▶ [PASSAGE]
------------------------

Brami, who is active in the Cercle Bernard Lazare, a secular group linked to the leftist Yahad Party in Israel, said a majority of aliyah candidates are religiously observant.
“I think the agency should reorient its programs to focus on more secular candidates,” she said. “I don’t like people developing a religious identity out of fear here, and the agency taking advantage of that.”
When antisemitism is the axiom on which aliyah hinges, your stated premise that “the future of Israel is not only about creating a defensive haven for Jews” stands contradicted. Further, it suggests that making aliyah on the merits of Israeli citizenship alone has become an idea so unappealing that people must be manipulated and have their fears played upon in order to encourage them to emigrate to Israel. Coupled with some cold, hard cash, and an ideological fantasy “about the triumphant and noble future of the people of Israel in the Land of Israel,” the incentive is provided, albeit disingenuously.

------------------------

▶ [GIVEN MATERIAL]
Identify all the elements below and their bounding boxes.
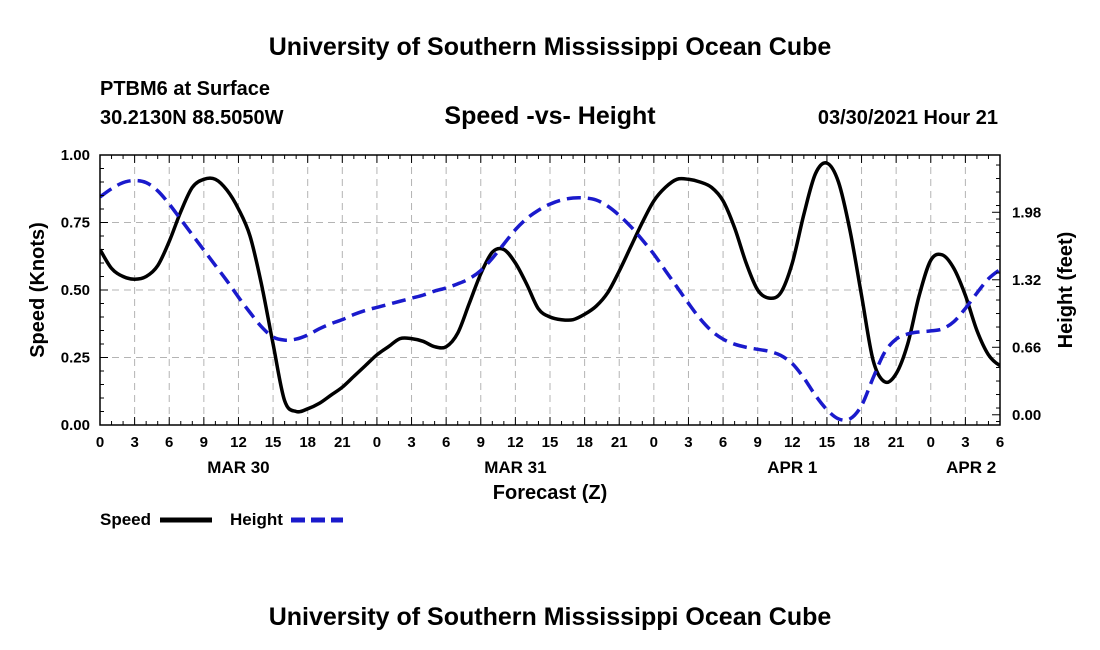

------------------------

▶ [WRITTEN TASKS]
1. In the passage on aliyah, why does Brami want the agency to shift its programs toward more secular candidates? Answer in one to three sentences.
2. Resume the passage on aliyah after its last sentence.

▶ [OUTPUTS]
1. Brami says most aliyah candidates are religiously observant. She doesn't like people forming a religious identity out of fear, and she doesn't like the agency taking advantage of that fear.

2.
Furthermore, we are faced with the fact that since January 2000 roughly 100,000 Israelis have emigrated from Israel, disillusioned with the Zionist dream, weary of Zionist rhetoric, and infuriated as all-hell with overzealous datim like yourselves. For every new oleh, there is a yored (or two even) willing to take his or her place in America or elsewhere abroad. The proof is in the pudding: A thriving Israeli expatriate scene and a once-again vibrant Jewish community in Germany. Germany!
So much for Zionism.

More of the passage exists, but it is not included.